AIM OF THE EXERCISE: Can you give all the records again without altering a single character?

_____

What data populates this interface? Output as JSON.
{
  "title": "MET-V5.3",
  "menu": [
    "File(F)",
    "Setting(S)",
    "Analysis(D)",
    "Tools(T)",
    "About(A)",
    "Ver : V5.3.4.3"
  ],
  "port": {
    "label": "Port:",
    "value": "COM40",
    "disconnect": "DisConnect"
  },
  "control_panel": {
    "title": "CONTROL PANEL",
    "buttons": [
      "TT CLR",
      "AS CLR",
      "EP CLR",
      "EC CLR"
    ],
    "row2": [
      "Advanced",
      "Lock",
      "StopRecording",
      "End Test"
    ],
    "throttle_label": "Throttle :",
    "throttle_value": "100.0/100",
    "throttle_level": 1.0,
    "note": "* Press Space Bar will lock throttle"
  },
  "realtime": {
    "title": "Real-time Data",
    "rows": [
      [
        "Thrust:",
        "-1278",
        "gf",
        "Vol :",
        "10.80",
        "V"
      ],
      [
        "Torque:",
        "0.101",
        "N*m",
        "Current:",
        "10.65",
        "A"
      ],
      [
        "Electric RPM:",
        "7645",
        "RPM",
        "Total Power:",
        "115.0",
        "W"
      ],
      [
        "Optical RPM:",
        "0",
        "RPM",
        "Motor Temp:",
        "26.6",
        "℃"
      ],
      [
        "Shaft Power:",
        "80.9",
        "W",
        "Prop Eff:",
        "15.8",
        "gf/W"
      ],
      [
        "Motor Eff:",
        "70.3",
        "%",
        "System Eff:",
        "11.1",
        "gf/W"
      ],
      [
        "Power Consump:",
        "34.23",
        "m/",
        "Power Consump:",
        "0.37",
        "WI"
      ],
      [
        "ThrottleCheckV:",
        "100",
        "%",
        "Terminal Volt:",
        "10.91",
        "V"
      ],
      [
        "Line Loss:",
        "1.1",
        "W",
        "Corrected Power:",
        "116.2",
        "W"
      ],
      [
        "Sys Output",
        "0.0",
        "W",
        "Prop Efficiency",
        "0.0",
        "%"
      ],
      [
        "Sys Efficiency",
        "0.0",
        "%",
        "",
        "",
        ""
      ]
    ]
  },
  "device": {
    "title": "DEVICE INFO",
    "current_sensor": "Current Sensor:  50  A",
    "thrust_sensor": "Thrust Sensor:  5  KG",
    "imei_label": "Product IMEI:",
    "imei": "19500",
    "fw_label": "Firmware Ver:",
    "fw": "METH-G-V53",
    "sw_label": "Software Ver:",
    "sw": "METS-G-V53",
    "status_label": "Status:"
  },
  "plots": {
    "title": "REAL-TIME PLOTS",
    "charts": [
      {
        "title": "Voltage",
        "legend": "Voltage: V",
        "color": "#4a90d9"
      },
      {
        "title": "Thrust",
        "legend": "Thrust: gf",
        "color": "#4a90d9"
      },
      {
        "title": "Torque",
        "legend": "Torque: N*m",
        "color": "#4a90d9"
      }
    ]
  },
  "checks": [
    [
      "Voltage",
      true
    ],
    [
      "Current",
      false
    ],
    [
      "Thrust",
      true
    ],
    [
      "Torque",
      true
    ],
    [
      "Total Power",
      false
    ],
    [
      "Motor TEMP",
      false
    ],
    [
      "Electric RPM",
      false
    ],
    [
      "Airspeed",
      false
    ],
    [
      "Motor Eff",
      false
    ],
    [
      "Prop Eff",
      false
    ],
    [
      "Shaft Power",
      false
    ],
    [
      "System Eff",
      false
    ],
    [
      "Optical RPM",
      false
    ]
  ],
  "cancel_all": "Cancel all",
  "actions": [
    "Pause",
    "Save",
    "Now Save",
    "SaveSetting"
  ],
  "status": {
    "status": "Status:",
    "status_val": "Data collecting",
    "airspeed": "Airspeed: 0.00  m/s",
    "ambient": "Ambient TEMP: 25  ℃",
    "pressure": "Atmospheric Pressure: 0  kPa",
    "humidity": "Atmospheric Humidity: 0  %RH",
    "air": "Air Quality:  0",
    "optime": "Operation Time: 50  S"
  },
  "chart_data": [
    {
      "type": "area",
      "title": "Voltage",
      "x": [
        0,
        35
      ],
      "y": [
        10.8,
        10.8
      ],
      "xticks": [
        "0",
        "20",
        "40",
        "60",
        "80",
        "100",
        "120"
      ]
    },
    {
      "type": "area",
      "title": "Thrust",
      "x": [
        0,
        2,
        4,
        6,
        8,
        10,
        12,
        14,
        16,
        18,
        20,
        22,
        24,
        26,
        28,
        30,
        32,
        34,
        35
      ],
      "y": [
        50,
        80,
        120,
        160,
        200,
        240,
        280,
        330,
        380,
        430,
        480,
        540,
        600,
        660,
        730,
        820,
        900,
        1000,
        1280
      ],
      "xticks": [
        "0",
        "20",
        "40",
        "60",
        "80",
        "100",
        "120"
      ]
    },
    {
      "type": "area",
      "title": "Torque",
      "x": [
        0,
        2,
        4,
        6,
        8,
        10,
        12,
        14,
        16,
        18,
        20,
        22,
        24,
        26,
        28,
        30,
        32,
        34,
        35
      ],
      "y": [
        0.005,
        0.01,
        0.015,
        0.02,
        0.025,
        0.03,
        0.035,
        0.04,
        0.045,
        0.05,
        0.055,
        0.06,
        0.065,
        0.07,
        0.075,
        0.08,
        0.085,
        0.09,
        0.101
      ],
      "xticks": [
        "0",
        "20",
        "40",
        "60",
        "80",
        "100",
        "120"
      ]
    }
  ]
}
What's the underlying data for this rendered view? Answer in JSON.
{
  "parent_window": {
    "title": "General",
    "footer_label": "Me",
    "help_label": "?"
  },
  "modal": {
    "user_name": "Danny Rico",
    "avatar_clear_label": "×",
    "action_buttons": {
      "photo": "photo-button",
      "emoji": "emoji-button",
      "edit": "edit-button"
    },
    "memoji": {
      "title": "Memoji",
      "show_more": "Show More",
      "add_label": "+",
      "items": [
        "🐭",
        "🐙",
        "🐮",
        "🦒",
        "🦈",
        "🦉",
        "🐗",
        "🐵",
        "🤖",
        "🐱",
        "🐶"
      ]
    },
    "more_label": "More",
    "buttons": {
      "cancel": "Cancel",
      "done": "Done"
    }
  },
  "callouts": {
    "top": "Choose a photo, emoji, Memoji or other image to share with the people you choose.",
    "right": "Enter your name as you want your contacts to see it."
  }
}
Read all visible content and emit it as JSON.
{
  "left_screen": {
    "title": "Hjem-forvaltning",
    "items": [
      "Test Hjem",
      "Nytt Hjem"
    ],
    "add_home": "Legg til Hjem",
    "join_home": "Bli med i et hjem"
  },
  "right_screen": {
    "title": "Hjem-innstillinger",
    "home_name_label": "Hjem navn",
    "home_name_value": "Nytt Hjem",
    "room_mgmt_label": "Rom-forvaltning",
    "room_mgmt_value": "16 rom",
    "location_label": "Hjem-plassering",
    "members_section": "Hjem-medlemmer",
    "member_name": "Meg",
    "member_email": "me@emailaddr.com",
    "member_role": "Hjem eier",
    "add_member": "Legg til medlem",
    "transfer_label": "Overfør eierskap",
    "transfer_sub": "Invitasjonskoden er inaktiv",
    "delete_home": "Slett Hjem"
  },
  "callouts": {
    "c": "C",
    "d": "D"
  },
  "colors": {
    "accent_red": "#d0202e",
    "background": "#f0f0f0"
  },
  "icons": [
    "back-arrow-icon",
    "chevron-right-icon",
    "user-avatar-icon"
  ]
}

_____

TASK RESULT:
What data populates this interface? Output as JSON.
{
  "title": "MET-V5.3",
  "menu": [
    "File(F)",
    "Setting(S)",
    "Analysis(D)",
    "Tools(T)",
    "About(A)",
    "Ver : V5.3.4.3"
  ],
  "port": {
    "label": "Port:",
    "value": "COM40",
    "disconnect": "DisConnect"
  },
  "control_panel": {
    "title": "CONTROL PANEL",
    "buttons": [
      "TT CLR",
      "AS CLR",
      "EP CLR",
      "EC CLR"
    ],
    "row2": [
      "Advanced",
      "Lock",
      "StopRecording",
      "End Test"
    ],
    "throttle_label": "Throttle :",
    "throttle_value": "100.0/100",
    "throttle_level": 1.0,
    "note": "* Press Space Bar will lock throttle"
  },
  "realtime": {
    "title": "Real-time Data",
    "rows": [
      [
        "Thrust:",
        "-1278",
        "gf",
        "Vol :",
        "10.80",
        "V"
      ],
      [
        "Torque:",
        "0.101",
        "N*m",
        "Current:",
        "10.65",
        "A"
      ],
      [
        "Electric RPM:",
        "7645",
        "RPM",
        "Total Power:",
        "115.0",
        "W"
      ],
      [
        "Optical RPM:",
        "0",
        "RPM",
        "Motor Temp:",
        "26.6",
        "℃"
      ],
      [
        "Shaft Power:",
        "80.9",
        "W",
        "Prop Eff:",
        "15.8",
        "gf/W"
      ],
      [
        "Motor Eff:",
        "70.3",
        "%",
        "System Eff:",
        "11.1",
        "gf/W"
      ],
      [
        "Power Consump:",
        "34.23",
        "m/",
        "Power Consump:",
        "0.37",
        "WI"
      ],
      [
        "ThrottleCheckV:",
        "100",
        "%",
        "Terminal Volt:",
        "10.91",
        "V"
      ],
      [
        "Line Loss:",
        "1.1",
        "W",
        "Corrected Power:",
        "116.2",
        "W"
      ],
      [
        "Sys Output",
        "0.0",
        "W",
        "Prop Efficiency",
        "0.0",
        "%"
      ],
      [
        "Sys Efficiency",
        "0.0",
        "%",
        "",
        "",
        ""
      ]
    ]
  },
  "device": {
    "title": "DEVICE INFO",
    "current_sensor": "Current Sensor:  50  A",
    "thrust_sensor": "Thrust Sensor:  5  KG",
    "imei_label": "Product IMEI:",
    "imei": "19500",
    "fw_label": "Firmware Ver:",
    "fw": "METH-G-V53",
    "sw_label": "Software Ver:",
    "sw": "METS-G-V53",
    "status_label": "Status:"
  },
  "plots": {
    "title": "REAL-TIME PLOTS",
    "charts": [
      {
        "title": "Voltage",
        "legend": "Voltage: V",
        "color": "#4a90d9"
      },
      {
        "title": "Thrust",
        "legend": "Thrust: gf",
        "color": "#4a90d9"
      },
      {
        "title": "Torque",
        "legend": "Torque: N*m",
        "color": "#4a90d9"
      }
    ]
  },
  "checks": [
    [
      "Voltage",
      true
    ],
    [
      "Current",
      false
    ],
    [
      "Thrust",
      true
    ],
    [
      "Torque",
      true
    ],
    [
      "Total Power",
      false
    ],
    [
      "Motor TEMP",
      false
    ],
    [
      "Electric RPM",
      false
    ],
    [
      "Airspeed",
      false
    ],
    [
      "Motor Eff",
      false
    ],
    [
      "Prop Eff",
      false
    ],
    [
      "Shaft Power",
      false
    ],
    [
      "System Eff",
      false
    ],
    [
      "Optical RPM",
      false
    ]
  ],
  "cancel_all": "Cancel all",
  "actions": [
    "Pause",
    "Save",
    "Now Save",
    "SaveSetting"
  ],
  "status": {
    "status": "Status:",
    "status_val": "Data collecting",
    "airspeed": "Airspeed: 0.00  m/s",
    "ambient": "Ambient TEMP: 25  ℃",
    "pressure": "Atmospheric Pressure: 0  kPa",
    "humidity": "Atmospheric Humidity: 0  %RH",
    "air": "Air Quality:  0",
    "optime": "Operation Time: 50  S"
  },
  "chart_data": [
    {
      "type": "area",
      "title": "Voltage",
      "x": [
        0,
        35
      ],
      "y": [
        10.8,
        10.8
      ],
      "xticks": [
        "0",
        "20",
        "40",
        "60",
        "80",
        "100",
        "120"
      ]
    },
    {
      "type": "area",
      "title": "Thrust",
      "x": [
        0,
        2,
        4,
        6,
        8,
        10,
        12,
        14,
        16,
        18,
        20,
        22,
        24,
        26,
        28,
        30,
        32,
        34,
        35
      ],
      "y": [
        50,
        80,
        120,
        160,
        200,
        240,
        280,
        330,
        380,
        430,
        480,
        540,
        600,
        660,
        730,
        820,
        900,
        1000,
        1280
      ],
      "xticks": [
        "0",
        "20",
        "40",
        "60",
        "80",
        "100",
        "120"
      ]
    },
    {
      "type": "area",
      "title": "Torque",
      "x": [
        0,
        2,
        4,
        6,
        8,
        10,
        12,
        14,
        16,
        18,
        20,
        22,
        24,
        26,
        28,
        30,
        32,
        34,
        35
      ],
      "y": [
        0.005,
        0.01,
        0.015,
        0.02,
        0.025,
        0.03,
        0.035,
        0.04,
        0.045,
        0.05,
        0.055,
        0.06,
        0.065,
        0.07,
        0.075,
        0.08,
        0.085,
        0.09,
        0.101
      ],
      "xticks": [
        "0",
        "20",
        "40",
        "60",
        "80",
        "100",
        "120"
      ]
    }
  ]
}
What's the underlying data for this rendered view? Answer in JSON.
{
  "parent_window": {
    "title": "General",
    "footer_label": "Me",
    "help_label": "?"
  },
  "modal": {
    "user_name": "Danny Rico",
    "avatar_clear_label": "×",
    "action_buttons": {
      "photo": "photo-button",
      "emoji": "emoji-button",
      "edit": "edit-button"
    },
    "memoji": {
      "title": "Memoji",
      "show_more": "Show More",
      "add_label": "+",
      "items": [
        "🐭",
        "🐙",
        "🐮",
        "🦒",
        "🦈",
        "🦉",
        "🐗",
        "🐵",
        "🤖",
        "🐱",
        "🐶"
      ]
    },
    "more_label": "More",
    "buttons": {
      "cancel": "Cancel",
      "done": "Done"
    }
  },
  "callouts": {
    "top": "Choose a photo, emoji, Memoji or other image to share with the people you choose.",
    "right": "Enter your name as you want your contacts to see it."
  }
}
Read all visible content and emit it as JSON.
{
  "left_screen": {
    "title": "Hjem-forvaltning",
    "items": [
      "Test Hjem",
      "Nytt Hjem"
    ],
    "add_home": "Legg til Hjem",
    "join_home": "Bli med i et hjem"
  },
  "right_screen": {
    "title": "Hjem-innstillinger",
    "home_name_label": "Hjem navn",
    "home_name_value": "Nytt Hjem",
    "room_mgmt_label": "Rom-forvaltning",
    "room_mgmt_value": "16 rom",
    "location_label": "Hjem-plassering",
    "members_section": "Hjem-medlemmer",
    "member_name": "Meg",
    "member_email": "me@emailaddr.com",
    "member_role": "Hjem eier",
    "add_member": "Legg til medlem",
    "transfer_label": "Overfør eierskap",
    "transfer_sub": "Invitasjonskoden er inaktiv",
    "delete_home": "Slett Hjem"
  },
  "callouts": {
    "c": "C",
    "d": "D"
  },
  "colors": {
    "accent_red": "#d0202e",
    "background": "#f0f0f0"
  },
  "icons": [
    "back-arrow-icon",
    "chevron-right-icon",
    "user-avatar-icon"
  ]
}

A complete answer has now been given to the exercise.